Data entries:
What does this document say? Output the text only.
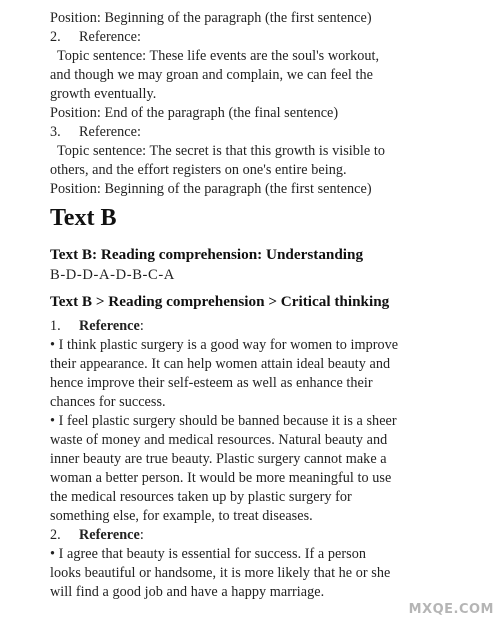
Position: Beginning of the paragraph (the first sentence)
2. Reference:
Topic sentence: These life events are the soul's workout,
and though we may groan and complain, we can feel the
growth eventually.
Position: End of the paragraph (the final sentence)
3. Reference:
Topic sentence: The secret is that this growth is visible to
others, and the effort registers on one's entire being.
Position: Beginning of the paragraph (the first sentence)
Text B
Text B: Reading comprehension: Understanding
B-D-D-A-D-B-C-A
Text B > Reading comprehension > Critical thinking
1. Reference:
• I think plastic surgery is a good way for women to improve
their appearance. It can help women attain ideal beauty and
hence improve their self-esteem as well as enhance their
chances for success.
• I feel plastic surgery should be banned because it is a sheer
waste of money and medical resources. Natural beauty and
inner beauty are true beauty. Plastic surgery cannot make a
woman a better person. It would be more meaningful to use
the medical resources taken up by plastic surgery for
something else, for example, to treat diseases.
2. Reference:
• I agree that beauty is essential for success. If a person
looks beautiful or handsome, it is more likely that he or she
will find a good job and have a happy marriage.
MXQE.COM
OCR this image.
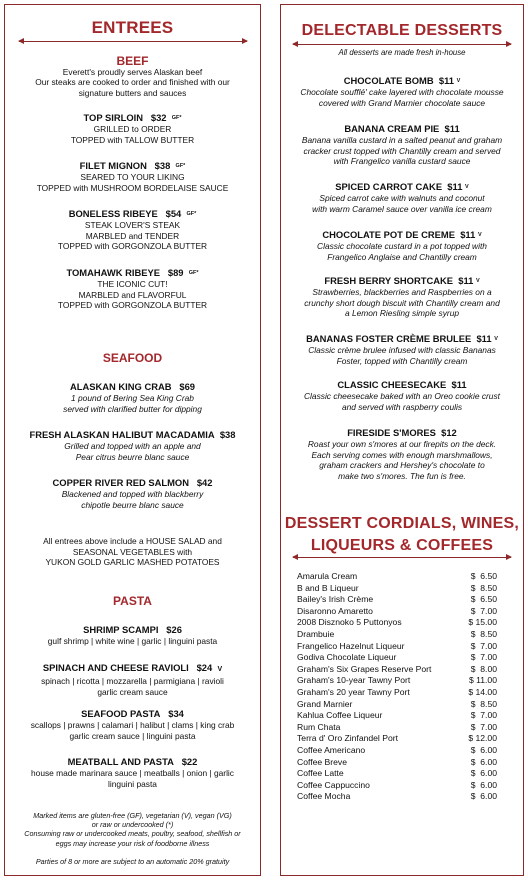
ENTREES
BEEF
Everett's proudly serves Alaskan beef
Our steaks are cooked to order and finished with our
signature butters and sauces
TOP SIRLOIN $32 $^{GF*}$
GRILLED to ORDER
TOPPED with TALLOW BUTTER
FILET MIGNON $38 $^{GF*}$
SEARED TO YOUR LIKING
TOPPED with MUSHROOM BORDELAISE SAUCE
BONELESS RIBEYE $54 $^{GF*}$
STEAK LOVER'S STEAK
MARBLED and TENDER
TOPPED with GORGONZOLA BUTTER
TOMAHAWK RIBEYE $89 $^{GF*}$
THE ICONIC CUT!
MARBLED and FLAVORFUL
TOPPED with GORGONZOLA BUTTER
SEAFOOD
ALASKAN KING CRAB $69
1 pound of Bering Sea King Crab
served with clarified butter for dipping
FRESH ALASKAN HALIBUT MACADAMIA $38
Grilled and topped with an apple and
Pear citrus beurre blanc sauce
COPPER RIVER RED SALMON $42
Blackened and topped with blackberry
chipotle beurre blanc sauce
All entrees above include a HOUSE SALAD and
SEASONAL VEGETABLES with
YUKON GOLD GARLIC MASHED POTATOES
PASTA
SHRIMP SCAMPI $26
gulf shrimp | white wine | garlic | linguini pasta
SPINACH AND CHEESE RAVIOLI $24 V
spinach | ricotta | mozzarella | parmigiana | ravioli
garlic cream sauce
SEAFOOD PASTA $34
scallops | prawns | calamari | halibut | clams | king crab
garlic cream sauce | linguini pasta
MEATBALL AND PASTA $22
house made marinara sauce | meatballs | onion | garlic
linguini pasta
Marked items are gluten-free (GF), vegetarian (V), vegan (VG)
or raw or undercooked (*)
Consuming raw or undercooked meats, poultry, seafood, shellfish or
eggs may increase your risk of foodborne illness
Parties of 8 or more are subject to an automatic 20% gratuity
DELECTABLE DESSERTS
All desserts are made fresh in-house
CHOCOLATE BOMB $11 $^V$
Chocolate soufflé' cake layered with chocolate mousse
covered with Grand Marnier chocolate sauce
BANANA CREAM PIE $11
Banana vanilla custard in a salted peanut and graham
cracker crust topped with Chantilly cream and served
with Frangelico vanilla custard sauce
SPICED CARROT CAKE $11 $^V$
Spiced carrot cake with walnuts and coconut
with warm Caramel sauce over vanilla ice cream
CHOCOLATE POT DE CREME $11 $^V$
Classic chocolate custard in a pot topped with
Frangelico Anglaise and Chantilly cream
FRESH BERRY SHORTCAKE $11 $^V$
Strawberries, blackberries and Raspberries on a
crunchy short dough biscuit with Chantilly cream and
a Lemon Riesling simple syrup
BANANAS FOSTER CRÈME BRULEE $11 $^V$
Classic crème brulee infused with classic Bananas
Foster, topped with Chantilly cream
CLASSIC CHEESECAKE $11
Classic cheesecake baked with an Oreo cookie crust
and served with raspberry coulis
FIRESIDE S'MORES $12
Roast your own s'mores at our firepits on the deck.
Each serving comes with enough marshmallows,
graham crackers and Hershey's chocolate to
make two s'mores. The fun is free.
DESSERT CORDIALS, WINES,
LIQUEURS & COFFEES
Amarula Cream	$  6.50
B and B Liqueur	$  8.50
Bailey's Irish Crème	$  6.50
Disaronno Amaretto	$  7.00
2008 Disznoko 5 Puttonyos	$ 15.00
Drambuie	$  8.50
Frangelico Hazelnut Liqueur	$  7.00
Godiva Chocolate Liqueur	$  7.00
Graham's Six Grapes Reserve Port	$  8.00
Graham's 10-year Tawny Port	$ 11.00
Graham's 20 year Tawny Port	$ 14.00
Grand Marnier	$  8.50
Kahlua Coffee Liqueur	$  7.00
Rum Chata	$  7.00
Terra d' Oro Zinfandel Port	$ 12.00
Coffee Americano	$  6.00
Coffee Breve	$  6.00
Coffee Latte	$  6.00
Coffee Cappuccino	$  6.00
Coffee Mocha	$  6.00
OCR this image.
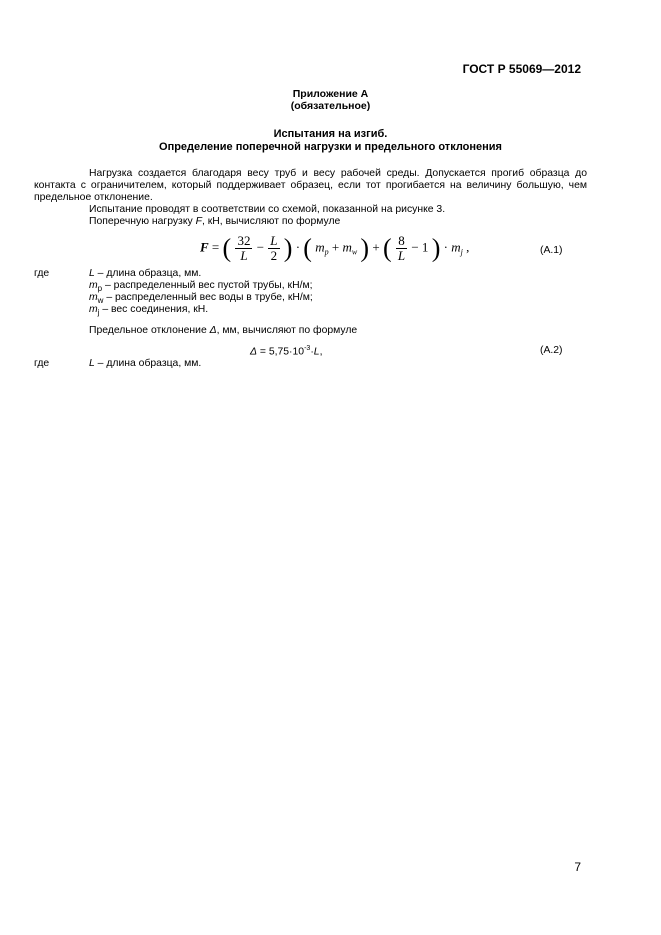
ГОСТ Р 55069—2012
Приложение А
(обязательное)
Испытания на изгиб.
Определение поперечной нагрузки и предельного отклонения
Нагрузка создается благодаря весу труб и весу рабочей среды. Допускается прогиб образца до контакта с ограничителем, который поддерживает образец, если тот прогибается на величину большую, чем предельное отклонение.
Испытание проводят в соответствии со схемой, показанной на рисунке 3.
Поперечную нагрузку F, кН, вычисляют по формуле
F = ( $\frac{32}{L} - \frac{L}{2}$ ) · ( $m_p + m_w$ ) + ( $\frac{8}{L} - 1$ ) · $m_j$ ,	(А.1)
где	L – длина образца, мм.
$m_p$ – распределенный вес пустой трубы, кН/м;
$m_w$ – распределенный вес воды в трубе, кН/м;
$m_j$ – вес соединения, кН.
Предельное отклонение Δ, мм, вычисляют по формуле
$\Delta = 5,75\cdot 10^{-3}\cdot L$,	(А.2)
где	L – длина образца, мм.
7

> **Work to do**
In this exercise, set down all of the data exactly, without the pictures.

> **Exercise output**
What does this document say? Output the text only.
Position: Beginning of the paragraph (the first sentence)
2. Reference:
Topic sentence: These life events are the soul's workout,
and though we may groan and complain, we can feel the
growth eventually.
Position: End of the paragraph (the final sentence)
3. Reference:
Topic sentence: The secret is that this growth is visible to
others, and the effort registers on one's entire being.
Position: Beginning of the paragraph (the first sentence)
Text B
Text B: Reading comprehension: Understanding
B-D-D-A-D-B-C-A
Text B > Reading comprehension > Critical thinking
1. Reference:
• I think plastic surgery is a good way for women to improve
their appearance. It can help women attain ideal beauty and
hence improve their self-esteem as well as enhance their
chances for success.
• I feel plastic surgery should be banned because it is a sheer
waste of money and medical resources. Natural beauty and
inner beauty are true beauty. Plastic surgery cannot make a
woman a better person. It would be more meaningful to use
the medical resources taken up by plastic surgery for
something else, for example, to treat diseases.
2. Reference:
• I agree that beauty is essential for success. If a person
looks beautiful or handsome, it is more likely that he or she
will find a good job and have a happy marriage.
MXQE.COM
OCR this image.
ENTREES
BEEF
Everett's proudly serves Alaskan beef
Our steaks are cooked to order and finished with our
signature butters and sauces
TOP SIRLOIN $32 $^{GF*}$
GRILLED to ORDER
TOPPED with TALLOW BUTTER
FILET MIGNON $38 $^{GF*}$
SEARED TO YOUR LIKING
TOPPED with MUSHROOM BORDELAISE SAUCE
BONELESS RIBEYE $54 $^{GF*}$
STEAK LOVER'S STEAK
MARBLED and TENDER
TOPPED with GORGONZOLA BUTTER
TOMAHAWK RIBEYE $89 $^{GF*}$
THE ICONIC CUT!
MARBLED and FLAVORFUL
TOPPED with GORGONZOLA BUTTER
SEAFOOD
ALASKAN KING CRAB $69
1 pound of Bering Sea King Crab
served with clarified butter for dipping
FRESH ALASKAN HALIBUT MACADAMIA $38
Grilled and topped with an apple and
Pear citrus beurre blanc sauce
COPPER RIVER RED SALMON $42
Blackened and topped with blackberry
chipotle beurre blanc sauce
All entrees above include a HOUSE SALAD and
SEASONAL VEGETABLES with
YUKON GOLD GARLIC MASHED POTATOES
PASTA
SHRIMP SCAMPI $26
gulf shrimp | white wine | garlic | linguini pasta
SPINACH AND CHEESE RAVIOLI $24 V
spinach | ricotta | mozzarella | parmigiana | ravioli
garlic cream sauce
SEAFOOD PASTA $34
scallops | prawns | calamari | halibut | clams | king crab
garlic cream sauce | linguini pasta
MEATBALL AND PASTA $22
house made marinara sauce | meatballs | onion | garlic
linguini pasta
Marked items are gluten-free (GF), vegetarian (V), vegan (VG)
or raw or undercooked (*)
Consuming raw or undercooked meats, poultry, seafood, shellfish or
eggs may increase your risk of foodborne illness
Parties of 8 or more are subject to an automatic 20% gratuity
DELECTABLE DESSERTS
All desserts are made fresh in-house
CHOCOLATE BOMB $11 $^V$
Chocolate soufflé' cake layered with chocolate mousse
covered with Grand Marnier chocolate sauce
BANANA CREAM PIE $11
Banana vanilla custard in a salted peanut and graham
cracker crust topped with Chantilly cream and served
with Frangelico vanilla custard sauce
SPICED CARROT CAKE $11 $^V$
Spiced carrot cake with walnuts and coconut
with warm Caramel sauce over vanilla ice cream
CHOCOLATE POT DE CREME $11 $^V$
Classic chocolate custard in a pot topped with
Frangelico Anglaise and Chantilly cream
FRESH BERRY SHORTCAKE $11 $^V$
Strawberries, blackberries and Raspberries on a
crunchy short dough biscuit with Chantilly cream and
a Lemon Riesling simple syrup
BANANAS FOSTER CRÈME BRULEE $11 $^V$
Classic crème brulee infused with classic Bananas
Foster, topped with Chantilly cream
CLASSIC CHEESECAKE $11
Classic cheesecake baked with an Oreo cookie crust
and served with raspberry coulis
FIRESIDE S'MORES $12
Roast your own s'mores at our firepits on the deck.
Each serving comes with enough marshmallows,
graham crackers and Hershey's chocolate to
make two s'mores. The fun is free.
DESSERT CORDIALS, WINES,
LIQUEURS & COFFEES
Amarula Cream	$  6.50
B and B Liqueur	$  8.50
Bailey's Irish Crème	$  6.50
Disaronno Amaretto	$  7.00
2008 Disznoko 5 Puttonyos	$ 15.00
Drambuie	$  8.50
Frangelico Hazelnut Liqueur	$  7.00
Godiva Chocolate Liqueur	$  7.00
Graham's Six Grapes Reserve Port	$  8.00
Graham's 10-year Tawny Port	$ 11.00
Graham's 20 year Tawny Port	$ 14.00
Grand Marnier	$  8.50
Kahlua Coffee Liqueur	$  7.00
Rum Chata	$  7.00
Terra d' Oro Zinfandel Port	$ 12.00
Coffee Americano	$  6.00
Coffee Breve	$  6.00
Coffee Latte	$  6.00
Coffee Cappuccino	$  6.00
Coffee Mocha	$  6.00
OCR this image.
ГОСТ Р 55069—2012
Приложение А
(обязательное)
Испытания на изгиб.
Определение поперечной нагрузки и предельного отклонения
Нагрузка создается благодаря весу труб и весу рабочей среды. Допускается прогиб образца до контакта с ограничителем, который поддерживает образец, если тот прогибается на величину большую, чем предельное отклонение.
Испытание проводят в соответствии со схемой, показанной на рисунке 3.
Поперечную нагрузку F, кН, вычисляют по формуле
F = ( $\frac{32}{L} - \frac{L}{2}$ ) · ( $m_p + m_w$ ) + ( $\frac{8}{L} - 1$ ) · $m_j$ ,	(А.1)
где	L – длина образца, мм.
$m_p$ – распределенный вес пустой трубы, кН/м;
$m_w$ – распределенный вес воды в трубе, кН/м;
$m_j$ – вес соединения, кН.
Предельное отклонение Δ, мм, вычисляют по формуле
$\Delta = 5,75\cdot 10^{-3}\cdot L$,	(А.2)
где	L – длина образца, мм.
7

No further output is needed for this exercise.